[Exercise directions]:
Among the entries below, find the lines with "bahasa" and copy them.

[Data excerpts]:
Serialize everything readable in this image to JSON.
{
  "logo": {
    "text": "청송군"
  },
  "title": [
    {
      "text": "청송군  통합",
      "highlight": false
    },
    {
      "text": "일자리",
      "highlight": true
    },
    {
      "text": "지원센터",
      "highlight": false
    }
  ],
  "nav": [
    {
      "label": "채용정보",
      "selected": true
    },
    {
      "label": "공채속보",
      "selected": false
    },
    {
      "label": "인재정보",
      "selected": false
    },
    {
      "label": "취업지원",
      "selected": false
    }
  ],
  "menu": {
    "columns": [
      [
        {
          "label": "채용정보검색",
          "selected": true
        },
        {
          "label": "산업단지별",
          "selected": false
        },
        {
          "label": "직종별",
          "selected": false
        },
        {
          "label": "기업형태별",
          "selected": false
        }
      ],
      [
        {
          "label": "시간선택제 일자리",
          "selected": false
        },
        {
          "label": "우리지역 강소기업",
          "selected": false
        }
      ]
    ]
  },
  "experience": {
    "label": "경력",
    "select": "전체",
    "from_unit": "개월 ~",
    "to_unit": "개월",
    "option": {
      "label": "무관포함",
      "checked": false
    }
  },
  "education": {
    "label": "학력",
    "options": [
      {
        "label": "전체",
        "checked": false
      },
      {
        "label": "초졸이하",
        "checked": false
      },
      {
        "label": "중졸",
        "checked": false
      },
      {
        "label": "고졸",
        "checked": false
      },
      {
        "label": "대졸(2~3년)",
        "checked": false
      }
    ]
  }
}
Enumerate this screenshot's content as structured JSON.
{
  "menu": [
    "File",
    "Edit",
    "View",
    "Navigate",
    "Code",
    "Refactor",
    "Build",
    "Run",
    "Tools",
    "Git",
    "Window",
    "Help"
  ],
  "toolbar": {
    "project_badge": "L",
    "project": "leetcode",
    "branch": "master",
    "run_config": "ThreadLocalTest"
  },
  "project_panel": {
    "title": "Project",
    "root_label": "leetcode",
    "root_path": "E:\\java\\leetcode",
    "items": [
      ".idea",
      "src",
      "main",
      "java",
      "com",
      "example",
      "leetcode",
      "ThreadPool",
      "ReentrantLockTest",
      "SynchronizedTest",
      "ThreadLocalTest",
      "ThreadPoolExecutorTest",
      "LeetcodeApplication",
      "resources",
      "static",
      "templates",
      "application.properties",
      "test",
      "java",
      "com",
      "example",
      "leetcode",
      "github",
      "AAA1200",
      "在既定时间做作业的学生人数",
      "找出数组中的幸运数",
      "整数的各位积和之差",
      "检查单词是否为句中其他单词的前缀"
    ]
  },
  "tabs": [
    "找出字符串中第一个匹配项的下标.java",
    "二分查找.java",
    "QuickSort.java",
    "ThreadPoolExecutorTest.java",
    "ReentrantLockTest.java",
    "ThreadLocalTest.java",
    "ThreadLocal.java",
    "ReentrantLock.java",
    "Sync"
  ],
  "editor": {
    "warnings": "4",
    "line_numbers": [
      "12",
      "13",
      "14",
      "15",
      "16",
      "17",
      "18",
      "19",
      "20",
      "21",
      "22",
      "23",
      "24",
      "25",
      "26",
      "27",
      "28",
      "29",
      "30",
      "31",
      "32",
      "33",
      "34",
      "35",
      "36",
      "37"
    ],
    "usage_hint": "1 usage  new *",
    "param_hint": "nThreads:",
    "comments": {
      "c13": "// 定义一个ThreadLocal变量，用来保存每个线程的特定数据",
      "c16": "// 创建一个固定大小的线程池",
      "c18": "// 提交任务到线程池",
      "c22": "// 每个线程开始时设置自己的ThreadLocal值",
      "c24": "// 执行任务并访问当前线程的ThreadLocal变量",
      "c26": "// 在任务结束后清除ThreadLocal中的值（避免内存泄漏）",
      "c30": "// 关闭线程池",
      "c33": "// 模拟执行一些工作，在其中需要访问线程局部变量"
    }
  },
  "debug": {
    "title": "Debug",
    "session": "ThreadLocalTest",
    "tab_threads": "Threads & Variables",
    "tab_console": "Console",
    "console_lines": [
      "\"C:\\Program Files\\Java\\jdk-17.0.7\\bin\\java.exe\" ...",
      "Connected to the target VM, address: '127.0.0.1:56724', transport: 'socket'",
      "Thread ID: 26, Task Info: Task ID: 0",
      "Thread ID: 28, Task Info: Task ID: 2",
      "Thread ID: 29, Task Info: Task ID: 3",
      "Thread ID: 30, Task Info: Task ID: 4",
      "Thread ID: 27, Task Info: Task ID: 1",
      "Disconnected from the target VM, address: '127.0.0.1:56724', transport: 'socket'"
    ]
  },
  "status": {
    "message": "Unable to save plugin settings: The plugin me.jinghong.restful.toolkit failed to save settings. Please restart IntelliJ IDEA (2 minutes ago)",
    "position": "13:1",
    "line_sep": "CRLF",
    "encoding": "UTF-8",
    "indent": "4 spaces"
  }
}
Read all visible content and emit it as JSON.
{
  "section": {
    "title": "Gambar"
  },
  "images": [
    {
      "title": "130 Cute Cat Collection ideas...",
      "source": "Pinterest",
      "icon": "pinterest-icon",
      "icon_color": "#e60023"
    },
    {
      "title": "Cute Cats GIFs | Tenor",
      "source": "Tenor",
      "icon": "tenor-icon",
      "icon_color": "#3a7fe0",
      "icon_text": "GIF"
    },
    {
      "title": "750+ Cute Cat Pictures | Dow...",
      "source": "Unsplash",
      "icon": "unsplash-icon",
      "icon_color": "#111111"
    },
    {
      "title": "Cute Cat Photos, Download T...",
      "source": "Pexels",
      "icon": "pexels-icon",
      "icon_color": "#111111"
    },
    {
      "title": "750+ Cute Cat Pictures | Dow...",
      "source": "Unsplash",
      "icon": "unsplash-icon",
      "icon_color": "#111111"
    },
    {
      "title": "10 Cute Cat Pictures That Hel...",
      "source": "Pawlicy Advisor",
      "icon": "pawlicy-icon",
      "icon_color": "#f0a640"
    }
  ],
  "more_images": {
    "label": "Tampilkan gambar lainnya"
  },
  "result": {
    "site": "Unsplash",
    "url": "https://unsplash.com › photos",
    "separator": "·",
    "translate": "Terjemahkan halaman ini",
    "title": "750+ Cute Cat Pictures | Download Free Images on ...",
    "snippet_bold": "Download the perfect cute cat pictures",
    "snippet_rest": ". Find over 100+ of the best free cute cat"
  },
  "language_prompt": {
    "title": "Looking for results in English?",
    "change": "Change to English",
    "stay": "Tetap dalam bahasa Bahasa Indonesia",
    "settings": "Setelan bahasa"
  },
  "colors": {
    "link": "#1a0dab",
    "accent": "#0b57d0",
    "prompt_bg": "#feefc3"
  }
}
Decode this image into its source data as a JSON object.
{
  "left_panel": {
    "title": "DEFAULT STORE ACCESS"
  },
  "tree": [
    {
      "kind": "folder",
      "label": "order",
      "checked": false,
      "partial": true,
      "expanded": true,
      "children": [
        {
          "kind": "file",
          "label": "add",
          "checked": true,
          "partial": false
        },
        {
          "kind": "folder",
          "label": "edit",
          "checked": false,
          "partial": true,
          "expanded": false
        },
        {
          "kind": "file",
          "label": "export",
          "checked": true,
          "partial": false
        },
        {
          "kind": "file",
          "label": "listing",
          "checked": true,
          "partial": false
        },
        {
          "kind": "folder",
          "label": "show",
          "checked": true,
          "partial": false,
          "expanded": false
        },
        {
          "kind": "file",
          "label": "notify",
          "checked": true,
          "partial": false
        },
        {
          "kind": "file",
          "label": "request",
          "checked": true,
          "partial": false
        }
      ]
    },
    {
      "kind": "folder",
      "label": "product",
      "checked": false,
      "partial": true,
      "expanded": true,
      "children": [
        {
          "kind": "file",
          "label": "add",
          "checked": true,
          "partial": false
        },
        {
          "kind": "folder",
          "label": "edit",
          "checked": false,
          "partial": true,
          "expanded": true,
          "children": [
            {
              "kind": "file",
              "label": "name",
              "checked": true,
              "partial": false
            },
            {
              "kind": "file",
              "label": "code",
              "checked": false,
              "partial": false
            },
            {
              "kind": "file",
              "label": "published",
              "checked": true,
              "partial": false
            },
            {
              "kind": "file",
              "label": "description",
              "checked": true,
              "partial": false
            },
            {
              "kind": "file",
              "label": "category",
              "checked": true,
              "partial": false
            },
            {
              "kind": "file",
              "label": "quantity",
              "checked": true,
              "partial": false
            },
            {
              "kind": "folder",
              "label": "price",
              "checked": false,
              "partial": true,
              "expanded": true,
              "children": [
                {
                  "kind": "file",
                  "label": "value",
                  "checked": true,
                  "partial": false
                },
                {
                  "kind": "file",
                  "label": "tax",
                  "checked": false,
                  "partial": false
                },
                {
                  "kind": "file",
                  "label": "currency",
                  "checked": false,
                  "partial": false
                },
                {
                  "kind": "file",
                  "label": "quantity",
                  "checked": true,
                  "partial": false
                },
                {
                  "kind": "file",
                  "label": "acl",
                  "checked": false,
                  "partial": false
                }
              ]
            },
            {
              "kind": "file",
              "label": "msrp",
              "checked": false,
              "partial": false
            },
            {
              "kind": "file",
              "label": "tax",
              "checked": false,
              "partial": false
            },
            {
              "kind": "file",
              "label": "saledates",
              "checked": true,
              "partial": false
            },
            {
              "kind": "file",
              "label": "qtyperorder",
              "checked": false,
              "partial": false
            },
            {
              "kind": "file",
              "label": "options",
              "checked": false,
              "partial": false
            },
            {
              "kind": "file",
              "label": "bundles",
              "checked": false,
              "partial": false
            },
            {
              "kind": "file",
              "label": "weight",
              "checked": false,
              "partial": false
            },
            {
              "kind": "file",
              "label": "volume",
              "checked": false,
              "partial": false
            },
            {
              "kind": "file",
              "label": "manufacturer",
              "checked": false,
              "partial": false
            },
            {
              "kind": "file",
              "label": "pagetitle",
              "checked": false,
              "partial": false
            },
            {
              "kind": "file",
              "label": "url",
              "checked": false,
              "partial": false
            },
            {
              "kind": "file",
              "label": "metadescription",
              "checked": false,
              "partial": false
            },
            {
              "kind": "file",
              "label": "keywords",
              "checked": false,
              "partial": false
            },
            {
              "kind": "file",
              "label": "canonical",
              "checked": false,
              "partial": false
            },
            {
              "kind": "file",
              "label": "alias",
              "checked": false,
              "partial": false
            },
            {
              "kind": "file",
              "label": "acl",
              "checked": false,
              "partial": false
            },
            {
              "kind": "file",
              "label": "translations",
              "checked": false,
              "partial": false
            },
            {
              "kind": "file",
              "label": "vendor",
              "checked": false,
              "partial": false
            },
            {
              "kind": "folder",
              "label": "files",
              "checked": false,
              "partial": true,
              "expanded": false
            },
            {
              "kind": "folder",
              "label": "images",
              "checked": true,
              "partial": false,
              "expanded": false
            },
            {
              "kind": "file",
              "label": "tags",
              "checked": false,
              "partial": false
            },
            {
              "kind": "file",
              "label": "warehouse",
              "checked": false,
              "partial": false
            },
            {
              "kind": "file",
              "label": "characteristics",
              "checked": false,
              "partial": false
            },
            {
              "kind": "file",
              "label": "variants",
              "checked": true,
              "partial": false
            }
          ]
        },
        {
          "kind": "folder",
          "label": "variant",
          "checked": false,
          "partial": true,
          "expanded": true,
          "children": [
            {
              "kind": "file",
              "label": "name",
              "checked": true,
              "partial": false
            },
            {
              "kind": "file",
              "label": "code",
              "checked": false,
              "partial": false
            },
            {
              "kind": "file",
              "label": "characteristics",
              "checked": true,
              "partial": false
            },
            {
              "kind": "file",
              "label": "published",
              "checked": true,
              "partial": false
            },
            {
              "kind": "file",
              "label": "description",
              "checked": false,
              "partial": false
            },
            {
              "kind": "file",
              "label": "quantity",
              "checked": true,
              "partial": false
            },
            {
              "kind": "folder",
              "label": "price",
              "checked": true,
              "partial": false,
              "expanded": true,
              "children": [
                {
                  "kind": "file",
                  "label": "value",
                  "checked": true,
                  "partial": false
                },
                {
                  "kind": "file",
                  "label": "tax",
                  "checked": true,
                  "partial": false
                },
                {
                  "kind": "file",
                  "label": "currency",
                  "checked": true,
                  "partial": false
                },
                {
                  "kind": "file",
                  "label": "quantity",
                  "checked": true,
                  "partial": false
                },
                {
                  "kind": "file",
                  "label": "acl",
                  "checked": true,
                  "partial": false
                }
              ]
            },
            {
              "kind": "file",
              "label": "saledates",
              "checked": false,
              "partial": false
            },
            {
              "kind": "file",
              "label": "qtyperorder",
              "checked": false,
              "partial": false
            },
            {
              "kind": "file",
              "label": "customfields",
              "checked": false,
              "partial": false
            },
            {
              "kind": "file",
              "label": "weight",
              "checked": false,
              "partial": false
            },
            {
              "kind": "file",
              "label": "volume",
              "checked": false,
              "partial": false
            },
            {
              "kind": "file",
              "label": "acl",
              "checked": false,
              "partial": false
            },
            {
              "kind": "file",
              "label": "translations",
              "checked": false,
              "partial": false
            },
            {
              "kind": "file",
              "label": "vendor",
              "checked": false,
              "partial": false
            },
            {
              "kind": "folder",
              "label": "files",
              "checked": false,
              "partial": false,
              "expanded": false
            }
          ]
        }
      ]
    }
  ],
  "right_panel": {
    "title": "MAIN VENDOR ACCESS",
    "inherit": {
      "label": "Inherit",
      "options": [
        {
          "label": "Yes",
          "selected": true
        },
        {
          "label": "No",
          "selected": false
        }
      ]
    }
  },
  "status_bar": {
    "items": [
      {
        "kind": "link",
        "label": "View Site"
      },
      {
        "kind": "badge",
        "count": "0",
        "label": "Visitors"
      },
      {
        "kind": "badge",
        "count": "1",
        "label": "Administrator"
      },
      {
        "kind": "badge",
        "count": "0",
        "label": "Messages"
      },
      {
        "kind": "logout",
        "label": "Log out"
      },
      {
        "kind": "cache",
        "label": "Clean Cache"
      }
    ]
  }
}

[Reply]:
    "stay": "Tetap dalam bahasa Bahasa Indonesia",
    "settings": "Setelan bahasa"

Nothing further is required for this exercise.